• Requirement:
Keep the pictures out and restate every record exactly.

• Stored data:
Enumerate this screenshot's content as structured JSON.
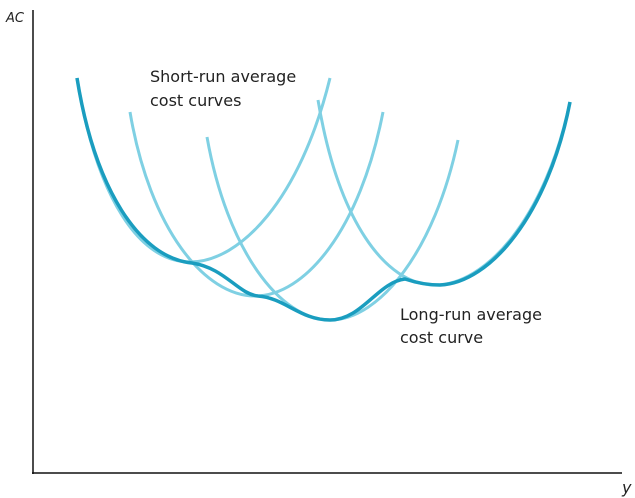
{
  "axes": {
    "y_label": "AC",
    "x_label": "y"
  },
  "annotations": {
    "short_run": [
      "Short-run average",
      "cost curves"
    ],
    "long_run": [
      "Long-run average",
      "cost curve"
    ]
  }
}
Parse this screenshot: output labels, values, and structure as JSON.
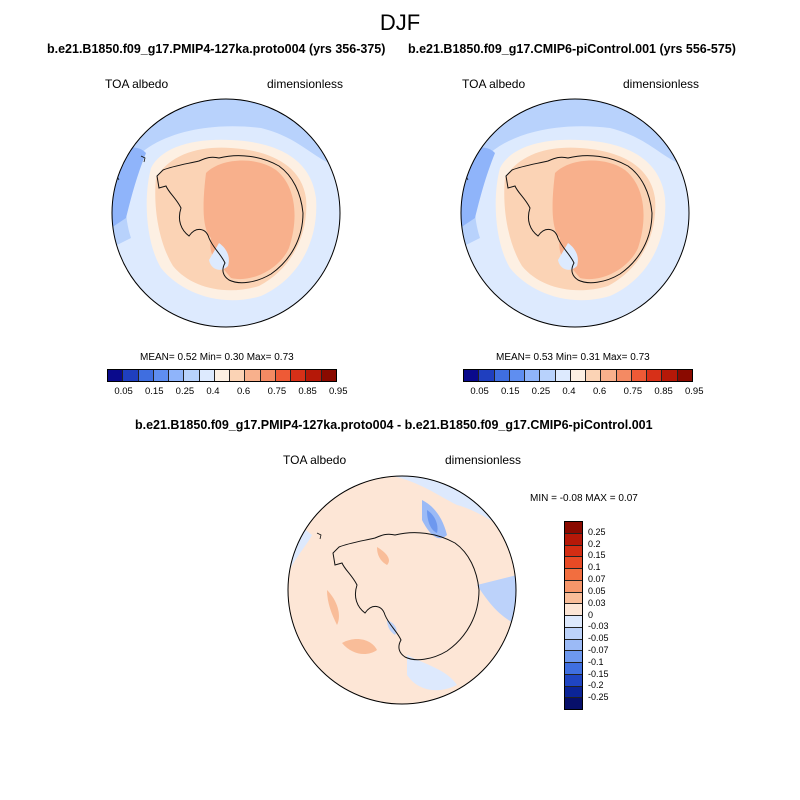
{
  "figure": {
    "season": "DJF",
    "panel1": {
      "title": "b.e21.B1850.f09_g17.PMIP4-127ka.proto004 (yrs 356-375)",
      "variable": "TOA albedo",
      "units": "dimensionless",
      "stats": "MEAN=  0.52  Min=   0.30  Max=   0.73"
    },
    "panel2": {
      "title": "b.e21.B1850.f09_g17.CMIP6-piControl.001 (yrs 556-575)",
      "variable": "TOA albedo",
      "units": "dimensionless",
      "stats": "MEAN=  0.53  Min=   0.31  Max=   0.73"
    },
    "panel3": {
      "title": "b.e21.B1850.f09_g17.PMIP4-127ka.proto004 - b.e21.B1850.f09_g17.CMIP6-piControl.001",
      "variable": "TOA albedo",
      "units": "dimensionless",
      "stats": "MIN =  -0.08 MAX =   0.07"
    },
    "colorbar_abs": {
      "ticks": [
        "0.05",
        "0.15",
        "0.25",
        "0.4",
        "0.6",
        "0.75",
        "0.85",
        "0.95"
      ],
      "colors": [
        "#0a0a8c",
        "#1f3fbf",
        "#3f6ee0",
        "#5f8ef0",
        "#8fb4fa",
        "#b8d2fc",
        "#ddeafe",
        "#fdf0e3",
        "#fbd3b5",
        "#f8b08c",
        "#f48a63",
        "#ee5a36",
        "#d73018",
        "#b51808",
        "#8a0a00"
      ]
    },
    "colorbar_diff": {
      "ticks": [
        "0.25",
        "0.2",
        "0.15",
        "0.1",
        "0.07",
        "0.05",
        "0.03",
        "0",
        "-0.03",
        "-0.05",
        "-0.07",
        "-0.1",
        "-0.15",
        "-0.2",
        "-0.25"
      ],
      "colors": [
        "#8a0a00",
        "#b51808",
        "#d32d13",
        "#e84a25",
        "#f26e3f",
        "#f6966a",
        "#f9bd99",
        "#fde6d6",
        "#dde9fd",
        "#bcd2fa",
        "#9bbaf6",
        "#6d98ef",
        "#3f6fe0",
        "#1f45c2",
        "#0b2497",
        "#070f6a"
      ]
    }
  }
}
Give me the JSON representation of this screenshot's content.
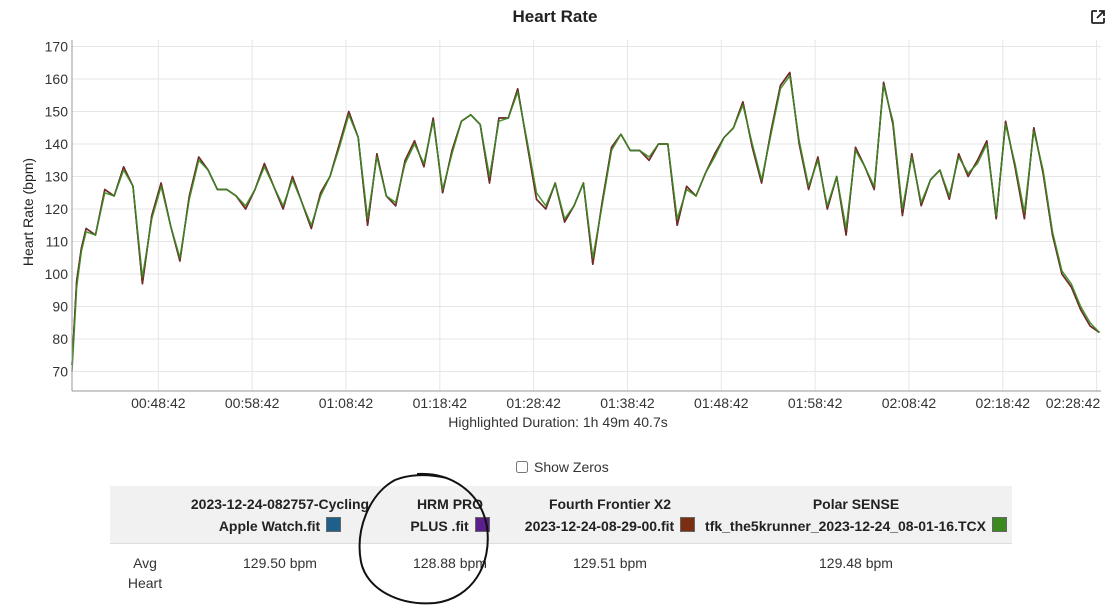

• Correct answer:
Enumerate this screenshot's content as structured JSON.
{
  "axes": {
    "y_label": "AC",
    "x_label": "y"
  },
  "annotations": {
    "short_run": [
      "Short-run average",
      "cost curves"
    ],
    "long_run": [
      "Long-run average",
      "cost curve"
    ]
  }
}
Parse this screenshot: output labels, values, and structure as JSON.
{
  "figure": {
    "season": "DJF",
    "panel1": {
      "title": "b.e21.B1850.f09_g17.PMIP4-127ka.proto004 (yrs 356-375)",
      "variable": "TOA albedo",
      "units": "dimensionless",
      "stats": "MEAN=  0.52  Min=   0.30  Max=   0.73"
    },
    "panel2": {
      "title": "b.e21.B1850.f09_g17.CMIP6-piControl.001 (yrs 556-575)",
      "variable": "TOA albedo",
      "units": "dimensionless",
      "stats": "MEAN=  0.53  Min=   0.31  Max=   0.73"
    },
    "panel3": {
      "title": "b.e21.B1850.f09_g17.PMIP4-127ka.proto004 - b.e21.B1850.f09_g17.CMIP6-piControl.001",
      "variable": "TOA albedo",
      "units": "dimensionless",
      "stats": "MIN =  -0.08 MAX =   0.07"
    },
    "colorbar_abs": {
      "ticks": [
        "0.05",
        "0.15",
        "0.25",
        "0.4",
        "0.6",
        "0.75",
        "0.85",
        "0.95"
      ],
      "colors": [
        "#0a0a8c",
        "#1f3fbf",
        "#3f6ee0",
        "#5f8ef0",
        "#8fb4fa",
        "#b8d2fc",
        "#ddeafe",
        "#fdf0e3",
        "#fbd3b5",
        "#f8b08c",
        "#f48a63",
        "#ee5a36",
        "#d73018",
        "#b51808",
        "#8a0a00"
      ]
    },
    "colorbar_diff": {
      "ticks": [
        "0.25",
        "0.2",
        "0.15",
        "0.1",
        "0.07",
        "0.05",
        "0.03",
        "0",
        "-0.03",
        "-0.05",
        "-0.07",
        "-0.1",
        "-0.15",
        "-0.2",
        "-0.25"
      ],
      "colors": [
        "#8a0a00",
        "#b51808",
        "#d32d13",
        "#e84a25",
        "#f26e3f",
        "#f6966a",
        "#f9bd99",
        "#fde6d6",
        "#dde9fd",
        "#bcd2fa",
        "#9bbaf6",
        "#6d98ef",
        "#3f6fe0",
        "#1f45c2",
        "#0b2497",
        "#070f6a"
      ]
    }
  }
}
Give me the JSON representation of this screenshot's content.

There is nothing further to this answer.